**Task prompt**. Word for word, set down the records and skip each picture.

**The input**.
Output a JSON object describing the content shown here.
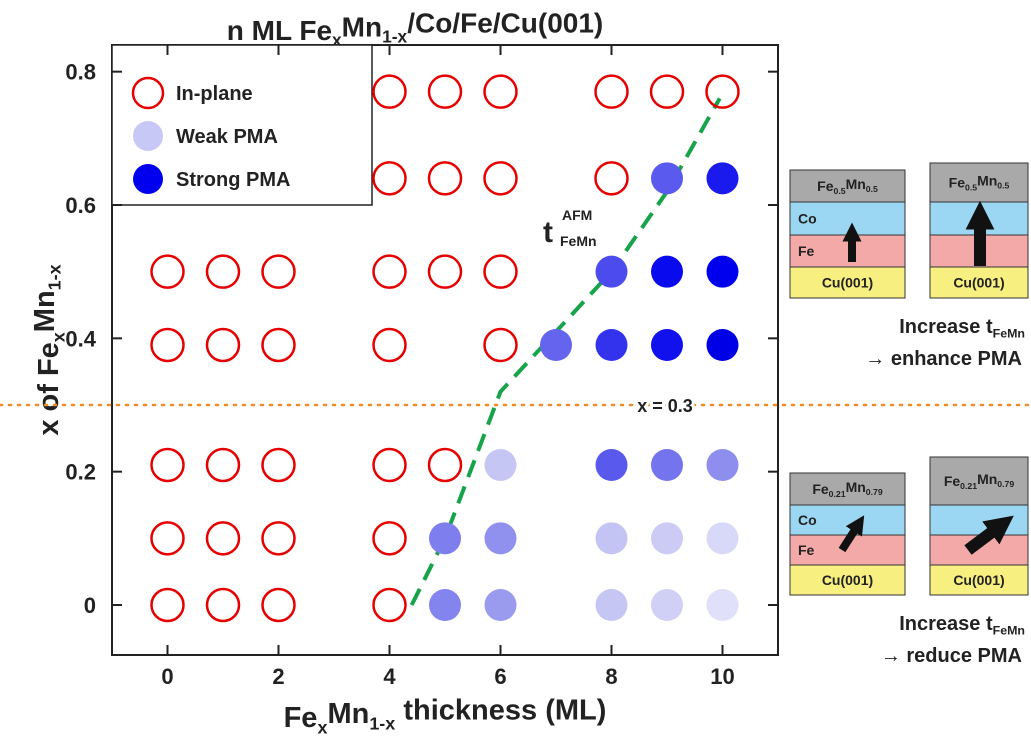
{
  "chart_data": {
    "type": "scatter",
    "title_parts": [
      "n ML Fe",
      "x",
      "Mn",
      "1-x",
      "/Co/Fe/Cu(001)"
    ],
    "xlabel_parts": [
      "Fe",
      "x",
      "Mn",
      "1-x",
      " thickness (ML)"
    ],
    "ylabel_parts": [
      "x of Fe",
      "x",
      "Mn",
      "1-x"
    ],
    "xlim": [
      -1,
      11
    ],
    "xticks": [
      0,
      2,
      4,
      6,
      8,
      10
    ],
    "ylim": [
      -0.075,
      0.84
    ],
    "yticks": [
      0,
      0.2,
      0.4,
      0.6,
      0.8
    ],
    "legend": "upper left",
    "series": [
      {
        "name": "In-plane",
        "marker": "open",
        "color": "#e60000",
        "x": [
          4,
          5,
          6,
          8,
          9,
          10,
          4,
          5,
          6,
          8,
          0,
          1,
          2,
          4,
          5,
          6,
          0,
          1,
          2,
          4,
          6,
          0,
          1,
          2,
          4,
          5,
          0,
          1,
          2,
          4,
          0,
          1,
          2,
          4
        ],
        "y": [
          0.77,
          0.77,
          0.77,
          0.77,
          0.77,
          0.77,
          0.64,
          0.64,
          0.64,
          0.64,
          0.5,
          0.5,
          0.5,
          0.5,
          0.5,
          0.5,
          0.39,
          0.39,
          0.39,
          0.39,
          0.39,
          0.21,
          0.21,
          0.21,
          0.21,
          0.21,
          0.1,
          0.1,
          0.1,
          0.1,
          0,
          0,
          0,
          0
        ]
      },
      {
        "name": "Weak PMA",
        "marker": "filled",
        "color": "#c8c8f6",
        "x": [
          9,
          8,
          7,
          6,
          8,
          9,
          10,
          5,
          6,
          8,
          9,
          10,
          5,
          6,
          8,
          9,
          10
        ],
        "y": [
          0.64,
          0.5,
          0.39,
          0.21,
          0.21,
          0.21,
          0.21,
          0.1,
          0.1,
          0.1,
          0.1,
          0.1,
          0,
          0,
          0,
          0,
          0
        ],
        "colors": [
          "#5a5aee",
          "#4c4cee",
          "#6464ee",
          "#c6c6f4",
          "#5959ee",
          "#7474ee",
          "#8e8eee",
          "#7e7eee",
          "#9090ee",
          "#c4c4f4",
          "#cbcbf6",
          "#d8d8f8",
          "#8484ee",
          "#9a9aee",
          "#c6c6f4",
          "#d0d0f6",
          "#e0e0fa"
        ]
      },
      {
        "name": "Strong PMA",
        "marker": "filled",
        "color": "#0000ee",
        "x": [
          10,
          9,
          10,
          8,
          9,
          10
        ],
        "y": [
          0.64,
          0.5,
          0.5,
          0.39,
          0.39,
          0.39
        ],
        "colors": [
          "#1a1aee",
          "#0a0aee",
          "#0000ee",
          "#3333ee",
          "#1111ee",
          "#0000e6"
        ]
      }
    ],
    "boundary": {
      "base": "t",
      "sup": "AFM",
      "sub": "FeMn",
      "color": "#17a34a",
      "x": [
        4.4,
        5,
        6,
        7,
        8,
        9,
        9.95
      ],
      "y": [
        0,
        0.1,
        0.32,
        0.41,
        0.5,
        0.62,
        0.76
      ]
    },
    "hline": {
      "y": 0.3,
      "label": "x = 0.3",
      "color": "#f08a24"
    }
  },
  "diagrams": [
    {
      "layers": [
        [
          "Fe",
          "0.5",
          "Mn",
          "0.5"
        ],
        [
          "Co"
        ],
        [
          "Fe"
        ],
        [
          "Cu(001)"
        ]
      ]
    },
    {
      "layers": [
        [
          "Fe",
          "0.5",
          "Mn",
          "0.5"
        ],
        [],
        [],
        [
          "Cu(001)"
        ]
      ]
    },
    {
      "layers": [
        [
          "Fe",
          "0.21",
          "Mn",
          "0.79"
        ],
        [
          "Co"
        ],
        [
          "Fe"
        ],
        [
          "Cu(001)"
        ]
      ]
    },
    {
      "layers": [
        [
          "Fe",
          "0.21",
          "Mn",
          "0.79"
        ],
        [],
        [],
        [
          "Cu(001)"
        ]
      ]
    }
  ],
  "captions": [
    {
      "line1": [
        "Increase t",
        "FeMn"
      ],
      "line2": "→ enhance PMA"
    },
    {
      "line1": [
        "Increase t",
        "FeMn"
      ],
      "line2": "→ reduce PMA"
    }
  ]
}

**Reply**.
Output a JSON object describing the content shown here.
{
  "chart_data": {
    "type": "scatter",
    "title_parts": [
      "n ML Fe",
      "x",
      "Mn",
      "1-x",
      "/Co/Fe/Cu(001)"
    ],
    "xlabel_parts": [
      "Fe",
      "x",
      "Mn",
      "1-x",
      " thickness (ML)"
    ],
    "ylabel_parts": [
      "x of Fe",
      "x",
      "Mn",
      "1-x"
    ],
    "xlim": [
      -1,
      11
    ],
    "xticks": [
      0,
      2,
      4,
      6,
      8,
      10
    ],
    "ylim": [
      -0.075,
      0.84
    ],
    "yticks": [
      0,
      0.2,
      0.4,
      0.6,
      0.8
    ],
    "legend": "upper left",
    "series": [
      {
        "name": "In-plane",
        "marker": "open",
        "color": "#e60000",
        "x": [
          4,
          5,
          6,
          8,
          9,
          10,
          4,
          5,
          6,
          8,
          0,
          1,
          2,
          4,
          5,
          6,
          0,
          1,
          2,
          4,
          6,
          0,
          1,
          2,
          4,
          5,
          0,
          1,
          2,
          4,
          0,
          1,
          2,
          4
        ],
        "y": [
          0.77,
          0.77,
          0.77,
          0.77,
          0.77,
          0.77,
          0.64,
          0.64,
          0.64,
          0.64,
          0.5,
          0.5,
          0.5,
          0.5,
          0.5,
          0.5,
          0.39,
          0.39,
          0.39,
          0.39,
          0.39,
          0.21,
          0.21,
          0.21,
          0.21,
          0.21,
          0.1,
          0.1,
          0.1,
          0.1,
          0,
          0,
          0,
          0
        ]
      },
      {
        "name": "Weak PMA",
        "marker": "filled",
        "color": "#c8c8f6",
        "x": [
          9,
          8,
          7,
          6,
          8,
          9,
          10,
          5,
          6,
          8,
          9,
          10,
          5,
          6,
          8,
          9,
          10
        ],
        "y": [
          0.64,
          0.5,
          0.39,
          0.21,
          0.21,
          0.21,
          0.21,
          0.1,
          0.1,
          0.1,
          0.1,
          0.1,
          0,
          0,
          0,
          0,
          0
        ],
        "colors": [
          "#5a5aee",
          "#4c4cee",
          "#6464ee",
          "#c6c6f4",
          "#5959ee",
          "#7474ee",
          "#8e8eee",
          "#7e7eee",
          "#9090ee",
          "#c4c4f4",
          "#cbcbf6",
          "#d8d8f8",
          "#8484ee",
          "#9a9aee",
          "#c6c6f4",
          "#d0d0f6",
          "#e0e0fa"
        ]
      },
      {
        "name": "Strong PMA",
        "marker": "filled",
        "color": "#0000ee",
        "x": [
          10,
          9,
          10,
          8,
          9,
          10
        ],
        "y": [
          0.64,
          0.5,
          0.5,
          0.39,
          0.39,
          0.39
        ],
        "colors": [
          "#1a1aee",
          "#0a0aee",
          "#0000ee",
          "#3333ee",
          "#1111ee",
          "#0000e6"
        ]
      }
    ],
    "boundary": {
      "base": "t",
      "sup": "AFM",
      "sub": "FeMn",
      "color": "#17a34a",
      "x": [
        4.4,
        5,
        6,
        7,
        8,
        9,
        9.95
      ],
      "y": [
        0,
        0.1,
        0.32,
        0.41,
        0.5,
        0.62,
        0.76
      ]
    },
    "hline": {
      "y": 0.3,
      "label": "x = 0.3",
      "color": "#f08a24"
    }
  },
  "diagrams": [
    {
      "layers": [
        [
          "Fe",
          "0.5",
          "Mn",
          "0.5"
        ],
        [
          "Co"
        ],
        [
          "Fe"
        ],
        [
          "Cu(001)"
        ]
      ]
    },
    {
      "layers": [
        [
          "Fe",
          "0.5",
          "Mn",
          "0.5"
        ],
        [],
        [],
        [
          "Cu(001)"
        ]
      ]
    },
    {
      "layers": [
        [
          "Fe",
          "0.21",
          "Mn",
          "0.79"
        ],
        [
          "Co"
        ],
        [
          "Fe"
        ],
        [
          "Cu(001)"
        ]
      ]
    },
    {
      "layers": [
        [
          "Fe",
          "0.21",
          "Mn",
          "0.79"
        ],
        [],
        [],
        [
          "Cu(001)"
        ]
      ]
    }
  ],
  "captions": [
    {
      "line1": [
        "Increase t",
        "FeMn"
      ],
      "line2": "→ enhance PMA"
    },
    {
      "line1": [
        "Increase t",
        "FeMn"
      ],
      "line2": "→ reduce PMA"
    }
  ]
}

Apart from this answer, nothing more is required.